### What you need to do
Copy out each line that has "dólares" in it.

Figure record extracts
__________

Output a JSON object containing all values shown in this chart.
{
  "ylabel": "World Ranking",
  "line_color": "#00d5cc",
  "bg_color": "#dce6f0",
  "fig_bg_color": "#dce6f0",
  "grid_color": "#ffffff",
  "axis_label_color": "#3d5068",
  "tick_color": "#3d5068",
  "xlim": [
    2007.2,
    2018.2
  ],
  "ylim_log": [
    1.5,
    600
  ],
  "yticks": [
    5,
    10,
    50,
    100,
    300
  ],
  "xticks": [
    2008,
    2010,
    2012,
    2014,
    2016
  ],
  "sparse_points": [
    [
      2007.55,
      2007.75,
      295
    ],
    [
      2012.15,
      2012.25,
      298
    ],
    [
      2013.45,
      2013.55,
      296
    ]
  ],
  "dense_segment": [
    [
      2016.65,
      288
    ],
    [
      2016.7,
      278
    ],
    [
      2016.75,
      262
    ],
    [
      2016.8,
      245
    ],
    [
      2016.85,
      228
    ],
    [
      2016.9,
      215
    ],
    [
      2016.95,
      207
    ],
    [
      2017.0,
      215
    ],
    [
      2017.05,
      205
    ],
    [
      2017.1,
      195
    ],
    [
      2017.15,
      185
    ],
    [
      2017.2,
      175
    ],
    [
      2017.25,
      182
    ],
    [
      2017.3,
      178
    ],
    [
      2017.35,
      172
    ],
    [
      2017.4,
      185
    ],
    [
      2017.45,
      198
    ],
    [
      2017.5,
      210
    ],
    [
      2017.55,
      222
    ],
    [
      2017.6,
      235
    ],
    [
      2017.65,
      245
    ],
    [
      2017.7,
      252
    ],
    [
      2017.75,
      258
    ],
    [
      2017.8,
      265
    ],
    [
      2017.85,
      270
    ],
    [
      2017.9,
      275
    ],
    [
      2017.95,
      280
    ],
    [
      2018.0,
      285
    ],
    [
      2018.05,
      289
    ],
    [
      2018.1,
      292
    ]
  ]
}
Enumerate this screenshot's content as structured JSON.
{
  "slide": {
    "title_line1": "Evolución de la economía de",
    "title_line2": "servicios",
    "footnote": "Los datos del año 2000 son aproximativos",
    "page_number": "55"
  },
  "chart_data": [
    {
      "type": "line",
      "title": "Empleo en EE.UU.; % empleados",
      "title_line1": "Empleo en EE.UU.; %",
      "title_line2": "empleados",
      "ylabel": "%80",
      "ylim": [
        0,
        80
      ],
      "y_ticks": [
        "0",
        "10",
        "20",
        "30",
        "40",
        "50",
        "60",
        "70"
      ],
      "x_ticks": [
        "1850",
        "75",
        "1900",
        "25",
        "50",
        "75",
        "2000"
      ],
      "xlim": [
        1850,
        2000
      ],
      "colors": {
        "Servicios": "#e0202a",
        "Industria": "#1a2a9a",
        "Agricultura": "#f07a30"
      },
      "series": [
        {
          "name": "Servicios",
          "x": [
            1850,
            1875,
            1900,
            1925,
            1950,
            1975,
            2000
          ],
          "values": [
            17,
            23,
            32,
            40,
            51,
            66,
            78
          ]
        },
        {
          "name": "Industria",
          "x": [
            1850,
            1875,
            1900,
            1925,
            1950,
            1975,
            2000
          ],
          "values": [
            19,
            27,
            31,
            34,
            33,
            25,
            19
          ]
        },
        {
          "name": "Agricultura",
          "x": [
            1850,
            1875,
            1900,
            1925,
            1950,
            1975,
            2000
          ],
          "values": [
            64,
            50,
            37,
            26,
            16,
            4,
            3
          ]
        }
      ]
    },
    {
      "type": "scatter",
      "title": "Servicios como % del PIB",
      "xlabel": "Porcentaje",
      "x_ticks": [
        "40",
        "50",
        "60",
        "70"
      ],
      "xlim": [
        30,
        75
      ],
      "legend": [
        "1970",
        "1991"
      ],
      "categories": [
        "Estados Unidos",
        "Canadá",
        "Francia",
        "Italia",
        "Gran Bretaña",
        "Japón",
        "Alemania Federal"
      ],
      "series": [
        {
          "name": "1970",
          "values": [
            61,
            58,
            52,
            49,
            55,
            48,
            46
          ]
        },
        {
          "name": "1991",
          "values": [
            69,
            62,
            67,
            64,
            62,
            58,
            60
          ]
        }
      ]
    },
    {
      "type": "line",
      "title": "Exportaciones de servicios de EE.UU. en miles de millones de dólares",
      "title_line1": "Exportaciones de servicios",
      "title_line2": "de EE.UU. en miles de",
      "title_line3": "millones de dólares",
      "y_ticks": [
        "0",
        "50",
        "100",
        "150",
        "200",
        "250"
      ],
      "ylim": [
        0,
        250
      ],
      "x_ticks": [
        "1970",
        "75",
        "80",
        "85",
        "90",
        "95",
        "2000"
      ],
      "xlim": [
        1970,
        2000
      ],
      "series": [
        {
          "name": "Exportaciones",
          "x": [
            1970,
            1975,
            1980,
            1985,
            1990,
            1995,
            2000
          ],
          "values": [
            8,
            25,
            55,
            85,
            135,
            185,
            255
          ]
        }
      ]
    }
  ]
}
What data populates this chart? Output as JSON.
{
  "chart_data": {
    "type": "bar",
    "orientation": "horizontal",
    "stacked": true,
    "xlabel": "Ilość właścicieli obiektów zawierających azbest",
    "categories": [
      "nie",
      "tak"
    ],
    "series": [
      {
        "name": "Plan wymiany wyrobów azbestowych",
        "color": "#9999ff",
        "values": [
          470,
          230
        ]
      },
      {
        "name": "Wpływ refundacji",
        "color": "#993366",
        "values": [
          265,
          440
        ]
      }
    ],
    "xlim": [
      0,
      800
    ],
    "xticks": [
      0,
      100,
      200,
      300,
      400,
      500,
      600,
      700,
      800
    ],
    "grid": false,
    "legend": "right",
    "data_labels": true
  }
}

__________

### Right answer
      "title": "Exportaciones de servicios de EE.UU. en miles de millones de dólares",
      "title_line3": "millones de dólares",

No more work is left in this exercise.